#### What to work on:
Could you turn every line of the material below into a JSON list of strings, one string per line, with blank lines left out?

#### Dataset excerpts:
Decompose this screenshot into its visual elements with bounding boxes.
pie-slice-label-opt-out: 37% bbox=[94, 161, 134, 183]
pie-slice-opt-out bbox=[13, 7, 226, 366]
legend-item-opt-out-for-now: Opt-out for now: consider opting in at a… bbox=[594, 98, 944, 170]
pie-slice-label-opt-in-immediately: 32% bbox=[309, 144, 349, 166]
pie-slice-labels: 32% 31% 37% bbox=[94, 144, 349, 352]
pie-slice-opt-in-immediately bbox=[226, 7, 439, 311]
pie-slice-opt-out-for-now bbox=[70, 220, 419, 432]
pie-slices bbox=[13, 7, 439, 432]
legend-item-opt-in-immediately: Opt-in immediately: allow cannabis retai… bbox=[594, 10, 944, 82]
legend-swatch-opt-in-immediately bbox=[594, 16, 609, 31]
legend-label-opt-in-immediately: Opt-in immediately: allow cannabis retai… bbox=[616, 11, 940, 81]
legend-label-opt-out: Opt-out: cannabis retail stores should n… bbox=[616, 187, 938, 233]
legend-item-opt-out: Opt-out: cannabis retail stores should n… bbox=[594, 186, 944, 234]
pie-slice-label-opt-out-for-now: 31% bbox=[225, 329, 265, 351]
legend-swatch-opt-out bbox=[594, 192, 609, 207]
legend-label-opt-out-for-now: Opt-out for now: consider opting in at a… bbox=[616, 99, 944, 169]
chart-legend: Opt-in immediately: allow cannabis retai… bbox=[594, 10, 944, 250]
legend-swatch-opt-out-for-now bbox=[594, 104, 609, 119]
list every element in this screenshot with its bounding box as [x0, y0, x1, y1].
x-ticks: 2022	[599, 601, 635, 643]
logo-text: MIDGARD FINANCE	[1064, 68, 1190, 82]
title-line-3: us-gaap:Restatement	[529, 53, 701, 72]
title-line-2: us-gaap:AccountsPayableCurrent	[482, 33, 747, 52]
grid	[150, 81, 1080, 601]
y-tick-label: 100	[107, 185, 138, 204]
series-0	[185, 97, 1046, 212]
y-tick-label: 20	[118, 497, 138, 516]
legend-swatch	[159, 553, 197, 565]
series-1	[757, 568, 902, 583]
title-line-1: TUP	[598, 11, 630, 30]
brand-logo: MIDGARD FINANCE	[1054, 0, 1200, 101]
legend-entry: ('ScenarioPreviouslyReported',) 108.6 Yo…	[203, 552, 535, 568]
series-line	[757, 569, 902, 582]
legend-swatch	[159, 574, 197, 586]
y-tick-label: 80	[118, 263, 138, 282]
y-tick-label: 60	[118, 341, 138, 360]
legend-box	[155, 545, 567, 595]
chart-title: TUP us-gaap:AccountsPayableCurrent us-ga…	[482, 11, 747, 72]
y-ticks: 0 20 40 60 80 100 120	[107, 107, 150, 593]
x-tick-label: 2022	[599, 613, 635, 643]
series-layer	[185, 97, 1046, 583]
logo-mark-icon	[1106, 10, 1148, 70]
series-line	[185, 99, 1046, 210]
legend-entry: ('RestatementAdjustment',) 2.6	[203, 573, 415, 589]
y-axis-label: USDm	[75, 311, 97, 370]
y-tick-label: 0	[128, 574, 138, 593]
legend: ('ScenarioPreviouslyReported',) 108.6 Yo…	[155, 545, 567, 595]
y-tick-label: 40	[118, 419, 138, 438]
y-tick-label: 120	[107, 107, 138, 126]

#### Task answer:
[
  "Decompose this screenshot into its visual elements with bounding boxes.",
  "pie-slice-label-opt-out: 37% bbox=[94, 161, 134, 183]",
  "pie-slice-opt-out bbox=[13, 7, 226, 366]",
  "legend-item-opt-out-for-now: Opt-out for now: consider opting in at a… bbox=[594, 98, 944, 170]",
  "pie-slice-label-opt-in-immediately: 32% bbox=[309, 144, 349, 166]",
  "pie-slice-labels: 32% 31% 37% bbox=[94, 144, 349, 352]",
  "pie-slice-opt-in-immediately bbox=[226, 7, 439, 311]",
  "pie-slice-opt-out-for-now bbox=[70, 220, 419, 432]",
  "pie-slices bbox=[13, 7, 439, 432]",
  "legend-item-opt-in-immediately: Opt-in immediately: allow cannabis retai… bbox=[594, 10, 944, 82]",
  "legend-swatch-opt-in-immediately bbox=[594, 16, 609, 31]",
  "legend-label-opt-in-immediately: Opt-in immediately: allow cannabis retai… bbox=[616, 11, 940, 81]",
  "legend-label-opt-out: Opt-out: cannabis retail stores should n… bbox=[616, 187, 938, 233]",
  "legend-item-opt-out: Opt-out: cannabis retail stores should n… bbox=[594, 186, 944, 234]",
  "pie-slice-label-opt-out-for-now: 31% bbox=[225, 329, 265, 351]",
  "legend-swatch-opt-out bbox=[594, 192, 609, 207]",
  "legend-label-opt-out-for-now: Opt-out for now: consider opting in at a… bbox=[616, 99, 944, 169]",
  "chart-legend: Opt-in immediately: allow cannabis retai… bbox=[594, 10, 944, 250]",
  "legend-swatch-opt-out-for-now bbox=[594, 104, 609, 119]",
  "list every element in this screenshot with its bounding box as [x0, y0, x1, y1].",
  "x-ticks: 2022\t[599, 601, 635, 643]",
  "logo-text: MIDGARD FINANCE\t[1064, 68, 1190, 82]",
  "title-line-3: us-gaap:Restatement\t[529, 53, 701, 72]",
  "title-line-2: us-gaap:AccountsPayableCurrent\t[482, 33, 747, 52]",
  "grid\t[150, 81, 1080, 601]",
  "y-tick-label: 100\t[107, 185, 138, 204]",
  "series-0\t[185, 97, 1046, 212]",
  "y-tick-label: 20\t[118, 497, 138, 516]",
  "legend-swatch\t[159, 553, 197, 565]",
  "series-1\t[757, 568, 902, 583]",
  "title-line-1: TUP\t[598, 11, 630, 30]",
  "brand-logo: MIDGARD FINANCE\t[1054, 0, 1200, 101]",
  "legend-entry: ('ScenarioPreviouslyReported',) 108.6 Yo…\t[203, 552, 535, 568]",
  "series-line\t[757, 569, 902, 582]",
  "legend-swatch\t[159, 574, 197, 586]",
  "y-tick-label: 80\t[118, 263, 138, 282]",
  "y-tick-label: 60\t[118, 341, 138, 360]",
  "legend-box\t[155, 545, 567, 595]",
  "chart-title: TUP us-gaap:AccountsPayableCurrent us-ga…\t[482, 11, 747, 72]",
  "y-ticks: 0 20 40 60 80 100 120\t[107, 107, 150, 593]",
  "x-tick-label: 2022\t[599, 613, 635, 643]",
  "series-layer\t[185, 97, 1046, 583]",
  "logo-mark-icon\t[1106, 10, 1148, 70]",
  "series-line\t[185, 99, 1046, 210]",
  "legend-entry: ('RestatementAdjustment',) 2.6\t[203, 573, 415, 589]",
  "y-axis-label: USDm\t[75, 311, 97, 370]",
  "y-tick-label: 0\t[128, 574, 138, 593]",
  "legend: ('ScenarioPreviouslyReported',) 108.6 Yo…\t[155, 545, 567, 595]",
  "y-tick-label: 40\t[118, 419, 138, 438]",
  "y-tick-label: 120\t[107, 107, 138, 126]"
]